> _Exercise_:
Search the material below for the string "arrested" and extract each line that has it.

Data entries
::::

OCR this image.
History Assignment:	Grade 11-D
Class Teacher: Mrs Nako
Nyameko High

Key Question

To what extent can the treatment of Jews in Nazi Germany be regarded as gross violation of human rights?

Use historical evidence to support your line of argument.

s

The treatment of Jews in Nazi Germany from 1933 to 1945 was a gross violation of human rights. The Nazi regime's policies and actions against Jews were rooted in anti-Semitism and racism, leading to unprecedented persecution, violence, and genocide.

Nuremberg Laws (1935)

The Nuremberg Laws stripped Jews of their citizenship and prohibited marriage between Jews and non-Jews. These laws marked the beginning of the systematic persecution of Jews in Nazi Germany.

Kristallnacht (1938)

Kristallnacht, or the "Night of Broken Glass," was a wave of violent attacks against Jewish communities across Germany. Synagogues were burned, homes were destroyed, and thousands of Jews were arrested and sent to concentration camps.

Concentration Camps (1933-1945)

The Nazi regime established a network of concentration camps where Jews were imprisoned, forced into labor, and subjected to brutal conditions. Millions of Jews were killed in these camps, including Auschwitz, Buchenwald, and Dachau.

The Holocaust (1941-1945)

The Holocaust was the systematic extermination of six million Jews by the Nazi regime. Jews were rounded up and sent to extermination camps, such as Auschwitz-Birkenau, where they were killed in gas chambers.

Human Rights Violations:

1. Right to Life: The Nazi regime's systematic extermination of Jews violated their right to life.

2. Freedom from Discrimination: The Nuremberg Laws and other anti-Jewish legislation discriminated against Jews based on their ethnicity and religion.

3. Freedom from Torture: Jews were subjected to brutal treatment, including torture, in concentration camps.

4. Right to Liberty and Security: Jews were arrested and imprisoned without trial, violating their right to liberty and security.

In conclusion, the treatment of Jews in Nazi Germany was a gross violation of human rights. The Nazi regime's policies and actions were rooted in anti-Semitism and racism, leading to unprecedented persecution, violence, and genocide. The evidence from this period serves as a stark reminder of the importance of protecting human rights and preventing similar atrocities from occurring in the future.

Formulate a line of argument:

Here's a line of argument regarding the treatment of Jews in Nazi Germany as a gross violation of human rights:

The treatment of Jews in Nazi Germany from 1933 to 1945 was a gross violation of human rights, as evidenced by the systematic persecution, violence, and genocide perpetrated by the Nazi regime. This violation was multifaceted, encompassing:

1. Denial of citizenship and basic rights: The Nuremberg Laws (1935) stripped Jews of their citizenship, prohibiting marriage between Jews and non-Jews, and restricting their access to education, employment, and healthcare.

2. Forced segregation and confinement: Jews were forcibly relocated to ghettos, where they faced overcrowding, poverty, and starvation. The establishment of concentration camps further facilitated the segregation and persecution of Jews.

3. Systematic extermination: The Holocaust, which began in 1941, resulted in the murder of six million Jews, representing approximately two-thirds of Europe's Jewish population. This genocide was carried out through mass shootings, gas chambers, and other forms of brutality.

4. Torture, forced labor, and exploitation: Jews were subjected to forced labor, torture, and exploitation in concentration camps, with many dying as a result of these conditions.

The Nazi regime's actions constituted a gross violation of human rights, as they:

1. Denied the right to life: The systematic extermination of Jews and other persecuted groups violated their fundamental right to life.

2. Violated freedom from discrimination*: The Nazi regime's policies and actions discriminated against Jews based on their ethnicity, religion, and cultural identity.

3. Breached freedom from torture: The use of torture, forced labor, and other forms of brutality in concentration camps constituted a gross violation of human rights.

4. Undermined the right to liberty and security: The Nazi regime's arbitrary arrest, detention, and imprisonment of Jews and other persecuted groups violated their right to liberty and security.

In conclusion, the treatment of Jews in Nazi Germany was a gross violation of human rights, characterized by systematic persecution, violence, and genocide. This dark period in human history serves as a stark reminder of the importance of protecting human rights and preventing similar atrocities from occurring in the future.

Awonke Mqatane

::::

> _Reply_:
Kristallnacht, or the "Night of Broken Glass," was a wave of violent attacks against Jewish communities across Germany. Synagogues were burned, homes were destroyed, and thousands of Jews were arrested and sent to concentration camps.
4. Right to Liberty and Security: Jews were arrested and imprisoned without trial, violating their right to liberty and security.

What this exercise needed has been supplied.